### Supplied data
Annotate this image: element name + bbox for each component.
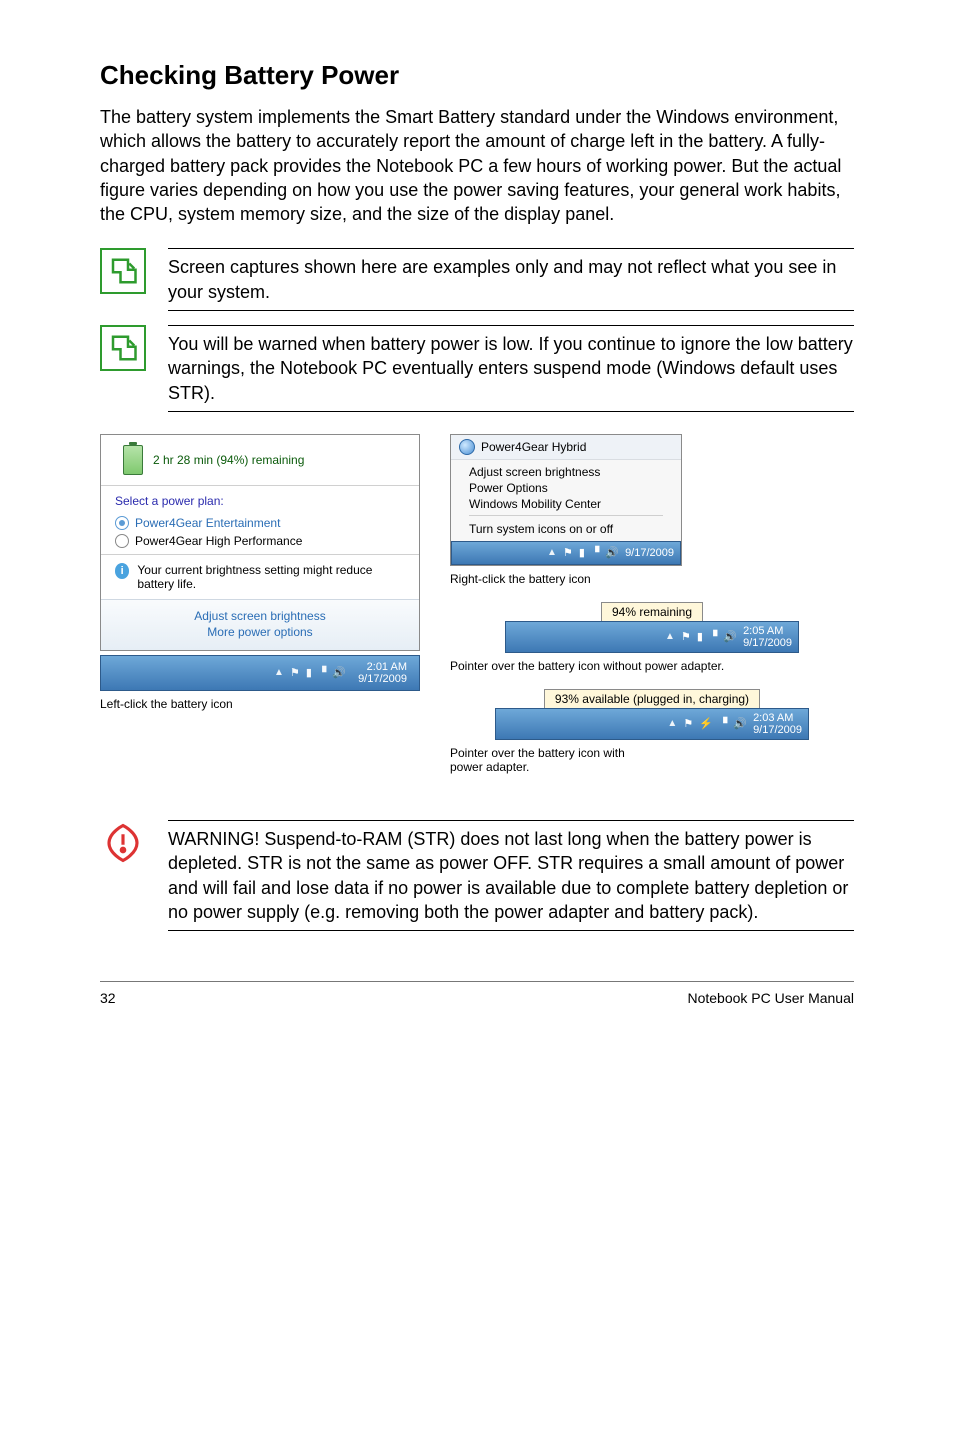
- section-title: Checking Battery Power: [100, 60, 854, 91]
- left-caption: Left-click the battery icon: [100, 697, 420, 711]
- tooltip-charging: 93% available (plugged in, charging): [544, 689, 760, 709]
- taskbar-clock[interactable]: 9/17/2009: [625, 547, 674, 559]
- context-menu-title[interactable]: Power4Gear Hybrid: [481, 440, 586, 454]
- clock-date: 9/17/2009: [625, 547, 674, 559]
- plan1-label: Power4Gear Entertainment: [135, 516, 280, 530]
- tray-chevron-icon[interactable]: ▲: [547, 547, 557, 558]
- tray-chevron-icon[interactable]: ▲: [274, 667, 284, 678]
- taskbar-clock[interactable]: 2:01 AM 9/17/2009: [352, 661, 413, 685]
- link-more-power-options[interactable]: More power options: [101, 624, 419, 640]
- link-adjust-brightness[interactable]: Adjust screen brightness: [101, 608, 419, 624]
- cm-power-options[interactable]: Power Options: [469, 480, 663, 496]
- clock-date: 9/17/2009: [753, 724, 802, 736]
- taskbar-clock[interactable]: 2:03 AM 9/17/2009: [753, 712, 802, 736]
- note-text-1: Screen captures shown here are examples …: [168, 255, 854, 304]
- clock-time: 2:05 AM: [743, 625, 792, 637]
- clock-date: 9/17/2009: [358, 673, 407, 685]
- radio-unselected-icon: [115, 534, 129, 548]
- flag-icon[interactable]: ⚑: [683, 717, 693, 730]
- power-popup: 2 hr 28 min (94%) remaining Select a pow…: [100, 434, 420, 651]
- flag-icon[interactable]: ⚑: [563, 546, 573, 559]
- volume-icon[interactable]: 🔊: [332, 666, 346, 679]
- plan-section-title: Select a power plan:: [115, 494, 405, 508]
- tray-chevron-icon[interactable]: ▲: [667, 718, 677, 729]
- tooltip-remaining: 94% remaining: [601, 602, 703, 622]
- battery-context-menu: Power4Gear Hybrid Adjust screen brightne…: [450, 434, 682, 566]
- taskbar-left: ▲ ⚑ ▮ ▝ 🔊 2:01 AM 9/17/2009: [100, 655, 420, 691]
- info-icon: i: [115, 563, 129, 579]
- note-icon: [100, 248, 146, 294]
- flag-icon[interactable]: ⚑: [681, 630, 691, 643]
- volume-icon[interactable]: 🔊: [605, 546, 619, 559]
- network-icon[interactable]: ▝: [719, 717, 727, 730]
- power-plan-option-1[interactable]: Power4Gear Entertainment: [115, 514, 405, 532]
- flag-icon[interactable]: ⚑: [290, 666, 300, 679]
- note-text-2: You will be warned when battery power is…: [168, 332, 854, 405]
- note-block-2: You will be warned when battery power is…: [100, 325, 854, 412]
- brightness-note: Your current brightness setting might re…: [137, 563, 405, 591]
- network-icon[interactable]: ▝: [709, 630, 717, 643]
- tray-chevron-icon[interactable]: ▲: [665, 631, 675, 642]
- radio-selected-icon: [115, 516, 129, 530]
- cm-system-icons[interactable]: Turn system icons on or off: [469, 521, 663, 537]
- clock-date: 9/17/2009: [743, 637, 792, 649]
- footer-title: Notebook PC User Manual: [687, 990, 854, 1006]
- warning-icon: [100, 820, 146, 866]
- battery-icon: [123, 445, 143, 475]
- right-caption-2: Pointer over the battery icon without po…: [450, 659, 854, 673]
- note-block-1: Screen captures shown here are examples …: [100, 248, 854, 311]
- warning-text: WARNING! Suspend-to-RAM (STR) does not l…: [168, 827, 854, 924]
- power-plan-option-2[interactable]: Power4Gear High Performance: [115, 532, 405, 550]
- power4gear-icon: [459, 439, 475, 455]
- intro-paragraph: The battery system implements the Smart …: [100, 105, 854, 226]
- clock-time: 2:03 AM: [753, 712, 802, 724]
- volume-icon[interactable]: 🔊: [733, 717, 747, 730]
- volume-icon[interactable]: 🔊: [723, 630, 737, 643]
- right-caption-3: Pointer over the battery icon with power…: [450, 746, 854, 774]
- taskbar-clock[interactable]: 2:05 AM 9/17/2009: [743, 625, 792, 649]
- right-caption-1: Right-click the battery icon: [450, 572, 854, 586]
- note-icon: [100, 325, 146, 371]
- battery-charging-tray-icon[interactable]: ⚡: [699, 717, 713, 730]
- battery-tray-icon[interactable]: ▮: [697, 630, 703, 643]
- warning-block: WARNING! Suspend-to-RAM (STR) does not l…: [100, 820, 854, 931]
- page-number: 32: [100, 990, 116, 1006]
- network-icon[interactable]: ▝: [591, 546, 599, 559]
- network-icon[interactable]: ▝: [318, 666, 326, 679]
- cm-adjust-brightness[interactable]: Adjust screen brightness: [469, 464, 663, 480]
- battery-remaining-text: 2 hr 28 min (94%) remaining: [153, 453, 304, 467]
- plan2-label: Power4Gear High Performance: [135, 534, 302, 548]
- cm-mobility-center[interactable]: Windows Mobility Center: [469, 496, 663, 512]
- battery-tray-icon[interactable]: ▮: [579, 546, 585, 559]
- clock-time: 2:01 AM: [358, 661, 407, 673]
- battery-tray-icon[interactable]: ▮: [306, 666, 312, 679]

* * *

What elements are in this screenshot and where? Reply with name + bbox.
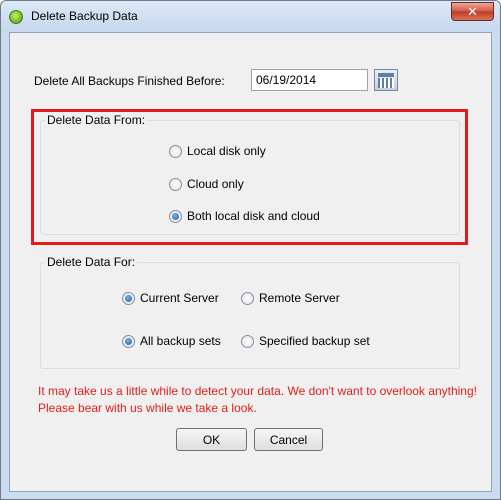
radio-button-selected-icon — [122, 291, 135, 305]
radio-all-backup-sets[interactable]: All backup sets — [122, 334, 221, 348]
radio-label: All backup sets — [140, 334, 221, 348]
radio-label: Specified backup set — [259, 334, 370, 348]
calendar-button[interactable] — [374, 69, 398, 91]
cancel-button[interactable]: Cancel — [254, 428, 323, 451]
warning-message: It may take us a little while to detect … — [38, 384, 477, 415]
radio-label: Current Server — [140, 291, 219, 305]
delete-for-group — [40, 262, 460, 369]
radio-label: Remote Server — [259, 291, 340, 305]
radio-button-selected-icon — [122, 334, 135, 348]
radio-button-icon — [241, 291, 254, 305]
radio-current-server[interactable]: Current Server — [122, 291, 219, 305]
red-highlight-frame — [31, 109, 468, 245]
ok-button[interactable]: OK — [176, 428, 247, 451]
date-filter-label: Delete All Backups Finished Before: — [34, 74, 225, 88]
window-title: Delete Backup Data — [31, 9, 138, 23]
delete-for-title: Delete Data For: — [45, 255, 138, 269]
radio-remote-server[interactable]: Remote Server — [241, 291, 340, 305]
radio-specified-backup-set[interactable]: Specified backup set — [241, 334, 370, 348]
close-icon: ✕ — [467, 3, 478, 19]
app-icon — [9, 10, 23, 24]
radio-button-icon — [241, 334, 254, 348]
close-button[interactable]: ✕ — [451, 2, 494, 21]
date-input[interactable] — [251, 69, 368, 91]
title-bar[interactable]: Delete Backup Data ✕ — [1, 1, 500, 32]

...

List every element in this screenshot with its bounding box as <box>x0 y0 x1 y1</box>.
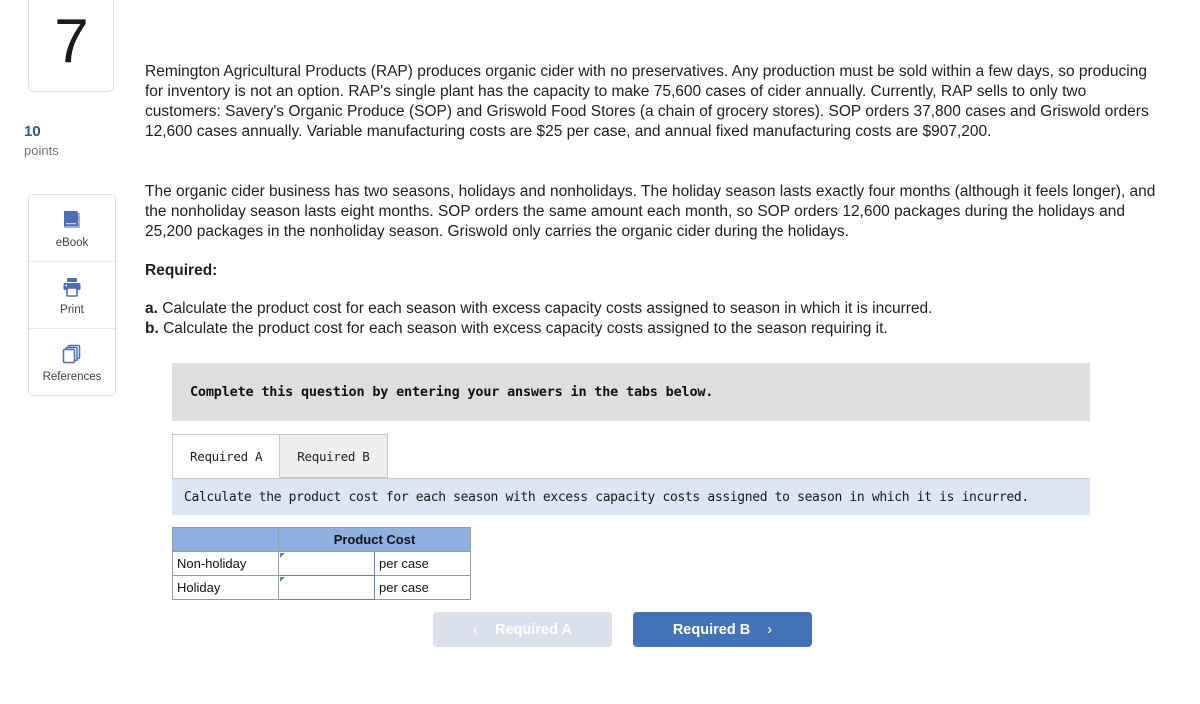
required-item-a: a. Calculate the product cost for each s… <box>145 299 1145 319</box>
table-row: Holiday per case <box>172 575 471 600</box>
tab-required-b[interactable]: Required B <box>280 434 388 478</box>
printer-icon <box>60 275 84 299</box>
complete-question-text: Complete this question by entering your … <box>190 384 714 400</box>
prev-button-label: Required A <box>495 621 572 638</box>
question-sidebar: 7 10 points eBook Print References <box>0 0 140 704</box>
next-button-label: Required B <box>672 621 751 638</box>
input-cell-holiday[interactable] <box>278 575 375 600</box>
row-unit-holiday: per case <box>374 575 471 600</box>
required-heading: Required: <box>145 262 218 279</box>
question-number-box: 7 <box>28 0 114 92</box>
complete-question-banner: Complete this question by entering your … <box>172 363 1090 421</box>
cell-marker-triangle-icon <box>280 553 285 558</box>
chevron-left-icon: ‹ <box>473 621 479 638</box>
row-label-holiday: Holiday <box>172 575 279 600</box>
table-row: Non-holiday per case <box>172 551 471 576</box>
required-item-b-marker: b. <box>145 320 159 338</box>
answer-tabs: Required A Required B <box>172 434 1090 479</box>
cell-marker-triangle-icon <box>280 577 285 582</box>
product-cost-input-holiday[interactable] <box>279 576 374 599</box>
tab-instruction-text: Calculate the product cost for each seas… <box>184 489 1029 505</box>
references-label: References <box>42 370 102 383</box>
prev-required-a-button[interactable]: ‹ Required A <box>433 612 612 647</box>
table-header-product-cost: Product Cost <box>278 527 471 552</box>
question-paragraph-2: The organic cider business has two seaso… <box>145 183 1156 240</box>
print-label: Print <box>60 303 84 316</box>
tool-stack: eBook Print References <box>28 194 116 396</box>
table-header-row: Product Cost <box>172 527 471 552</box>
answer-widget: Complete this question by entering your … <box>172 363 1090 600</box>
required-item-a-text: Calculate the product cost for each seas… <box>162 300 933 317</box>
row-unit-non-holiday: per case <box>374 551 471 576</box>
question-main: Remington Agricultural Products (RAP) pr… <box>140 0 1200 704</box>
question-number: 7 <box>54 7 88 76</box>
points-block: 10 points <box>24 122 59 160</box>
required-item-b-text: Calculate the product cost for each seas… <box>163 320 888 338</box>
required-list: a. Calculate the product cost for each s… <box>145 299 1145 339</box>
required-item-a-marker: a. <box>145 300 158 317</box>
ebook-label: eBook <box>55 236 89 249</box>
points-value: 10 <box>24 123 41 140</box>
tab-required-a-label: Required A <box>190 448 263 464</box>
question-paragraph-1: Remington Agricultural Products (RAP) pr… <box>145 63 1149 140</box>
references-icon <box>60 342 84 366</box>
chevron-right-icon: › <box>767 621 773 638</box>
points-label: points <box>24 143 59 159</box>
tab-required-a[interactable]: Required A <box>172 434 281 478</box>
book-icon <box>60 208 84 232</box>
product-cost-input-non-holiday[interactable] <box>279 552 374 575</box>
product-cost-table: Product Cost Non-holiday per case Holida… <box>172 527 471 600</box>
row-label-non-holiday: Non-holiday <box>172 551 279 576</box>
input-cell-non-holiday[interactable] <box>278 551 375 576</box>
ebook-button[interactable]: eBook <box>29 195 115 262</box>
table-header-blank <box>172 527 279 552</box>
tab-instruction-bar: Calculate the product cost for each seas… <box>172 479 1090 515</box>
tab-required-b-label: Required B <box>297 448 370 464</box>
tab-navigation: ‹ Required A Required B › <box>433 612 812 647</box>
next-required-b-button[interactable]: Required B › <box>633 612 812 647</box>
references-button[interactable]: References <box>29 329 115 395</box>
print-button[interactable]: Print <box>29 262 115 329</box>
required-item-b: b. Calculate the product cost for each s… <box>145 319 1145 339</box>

### Directive
Output the lines starting at the one that contains "- section-title: Checking" and ending after the one that contains "- link-adjust-brightness[interactable]: Adjust", reproduced character for character.

### Task solution
- section-title: Checking Battery Power: [100, 60, 854, 91]
- left-caption: Left-click the battery icon: [100, 697, 420, 711]
- tooltip-charging: 93% available (plugged in, charging): [544, 689, 760, 709]
- taskbar-clock[interactable]: 9/17/2009: [625, 547, 674, 559]
- context-menu-title[interactable]: Power4Gear Hybrid: [481, 440, 586, 454]
- clock-date: 9/17/2009: [625, 547, 674, 559]
- plan1-label: Power4Gear Entertainment: [135, 516, 280, 530]
- tray-chevron-icon[interactable]: ▲: [547, 547, 557, 558]
- tray-chevron-icon[interactable]: ▲: [274, 667, 284, 678]
- taskbar-clock[interactable]: 2:01 AM 9/17/2009: [352, 661, 413, 685]
- link-more-power-options[interactable]: More power options: [101, 624, 419, 640]
- link-adjust-brightness[interactable]: Adjust screen brightness: [101, 608, 419, 624]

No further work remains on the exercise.